TAREAS POR REALIZAR:
1/ Enumera todas las denominaciones de la enseñanza de la fraseología que aparecen en el texto sobre fraseodidáctica.
2/ Retoma el texto sobre fraseodidáctica y continúalo a partir de su última oración.

BLOQUE DE TEXTO:
———

3.1.¿Fraseodidáctica o didáctica de la fraseología?

Antes de abordar el estudio de la enseñanza de las UF en la clase de ELE, nos parecía relevante comenzar este apartado haciendo una pequeña observación sobre la propia terminología empleada para esta cuestión. Así, fraseodidáctica o didáctica de la fraseología se presentan como término o sintagma candidatos, respectivamente.

Veamos, pues, algunas de las posturas encontradas al respecto.

Los estudios teóricos referidos a fraseología surgidos desde mediados del siglo XX hasta hoy no son proporcionales a los estudios de la vertiente más práctica (Szyndler, 2015). En palabras de esta lingüista, esta laguna se ha visto cubierta gracias al auge experimentado en los últimos años que han dado lugar al nacimiento de numerosas propuestas didácticas dentro del campo de la fraseología, o lo que es lo mismo, de la fraseodidáctica. Bien es cierto que este último término, de origen germánico phraseodidactik, no está generalizado en el ámbito español, por lo que la mayoría de los lingüistas españoles se inclinan por la designación didáctica de la fraseología o bien, simplemente, enseñanza de la fraseología.

———

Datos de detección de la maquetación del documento
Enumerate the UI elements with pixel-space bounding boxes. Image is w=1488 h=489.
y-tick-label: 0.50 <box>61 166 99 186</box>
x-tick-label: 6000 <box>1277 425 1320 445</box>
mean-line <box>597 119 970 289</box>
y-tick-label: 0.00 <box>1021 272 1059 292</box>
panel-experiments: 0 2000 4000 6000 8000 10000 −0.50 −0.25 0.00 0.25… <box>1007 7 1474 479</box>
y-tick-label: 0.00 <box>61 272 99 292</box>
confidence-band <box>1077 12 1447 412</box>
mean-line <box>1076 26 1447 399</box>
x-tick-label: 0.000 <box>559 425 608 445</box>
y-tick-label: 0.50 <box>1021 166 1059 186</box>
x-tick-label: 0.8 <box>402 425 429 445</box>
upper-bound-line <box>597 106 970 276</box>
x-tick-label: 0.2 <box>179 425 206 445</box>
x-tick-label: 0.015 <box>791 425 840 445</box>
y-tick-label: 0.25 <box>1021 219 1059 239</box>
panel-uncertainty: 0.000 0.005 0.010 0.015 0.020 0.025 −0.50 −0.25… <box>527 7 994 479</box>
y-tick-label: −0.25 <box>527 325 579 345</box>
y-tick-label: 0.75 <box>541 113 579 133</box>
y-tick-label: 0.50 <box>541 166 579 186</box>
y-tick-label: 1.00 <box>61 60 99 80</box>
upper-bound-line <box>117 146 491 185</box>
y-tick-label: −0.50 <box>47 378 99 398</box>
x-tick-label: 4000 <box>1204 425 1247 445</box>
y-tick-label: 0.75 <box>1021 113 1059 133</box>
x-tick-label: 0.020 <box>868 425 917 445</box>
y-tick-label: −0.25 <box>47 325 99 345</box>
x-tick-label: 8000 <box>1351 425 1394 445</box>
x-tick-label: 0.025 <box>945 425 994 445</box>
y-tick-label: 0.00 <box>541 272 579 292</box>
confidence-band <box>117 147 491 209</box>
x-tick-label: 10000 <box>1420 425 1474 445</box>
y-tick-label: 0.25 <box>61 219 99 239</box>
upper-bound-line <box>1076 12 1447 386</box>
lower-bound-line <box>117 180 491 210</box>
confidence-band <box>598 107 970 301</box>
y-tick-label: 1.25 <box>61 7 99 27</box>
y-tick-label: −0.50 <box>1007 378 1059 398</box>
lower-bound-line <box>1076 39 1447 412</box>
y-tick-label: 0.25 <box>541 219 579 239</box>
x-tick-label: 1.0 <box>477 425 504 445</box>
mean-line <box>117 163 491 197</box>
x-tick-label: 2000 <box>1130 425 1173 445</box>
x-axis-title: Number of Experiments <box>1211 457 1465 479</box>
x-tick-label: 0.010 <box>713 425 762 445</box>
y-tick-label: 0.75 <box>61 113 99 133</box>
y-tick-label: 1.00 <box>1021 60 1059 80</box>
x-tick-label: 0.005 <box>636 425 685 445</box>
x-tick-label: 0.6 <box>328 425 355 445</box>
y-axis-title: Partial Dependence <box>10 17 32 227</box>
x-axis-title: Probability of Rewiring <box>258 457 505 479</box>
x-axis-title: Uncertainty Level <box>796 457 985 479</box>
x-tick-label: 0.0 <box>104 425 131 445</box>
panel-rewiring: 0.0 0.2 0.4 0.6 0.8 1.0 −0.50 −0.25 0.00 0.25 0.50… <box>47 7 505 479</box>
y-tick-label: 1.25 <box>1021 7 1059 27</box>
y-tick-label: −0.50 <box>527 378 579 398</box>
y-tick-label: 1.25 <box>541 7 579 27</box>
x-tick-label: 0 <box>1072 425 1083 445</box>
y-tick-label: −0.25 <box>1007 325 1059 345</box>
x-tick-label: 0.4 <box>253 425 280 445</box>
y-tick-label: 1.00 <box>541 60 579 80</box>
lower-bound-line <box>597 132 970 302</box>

———

RESPUESTAS POR TAREA:
1/
- fraseodidáctica
- didáctica de la fraseología
- phraseodidactik
- enseñanza de la fraseología

2/
Para González Rey (2012), los términos empleados para designar la enseñanza

de las unidades fraseológicas, no han de considerarse opuestos ni complementarios, sino

que se ha de entender entre ellos una evolución que arranca de la didáctica de la

fraseología hasta llegar a la terminología de fraseodidáctica. En este camino de

transición, fraseólogos y paremiólogos han puesto de manifiesto la consideración de la

fraseodidáctica como una rama de la lingüística centrada no sólo en la enseñanza-

aprendizaje de una lengua a través de sus UF, sino centrada también en el proceso de

aprendizaje de una lengua en sí misma por medio de su fraseología.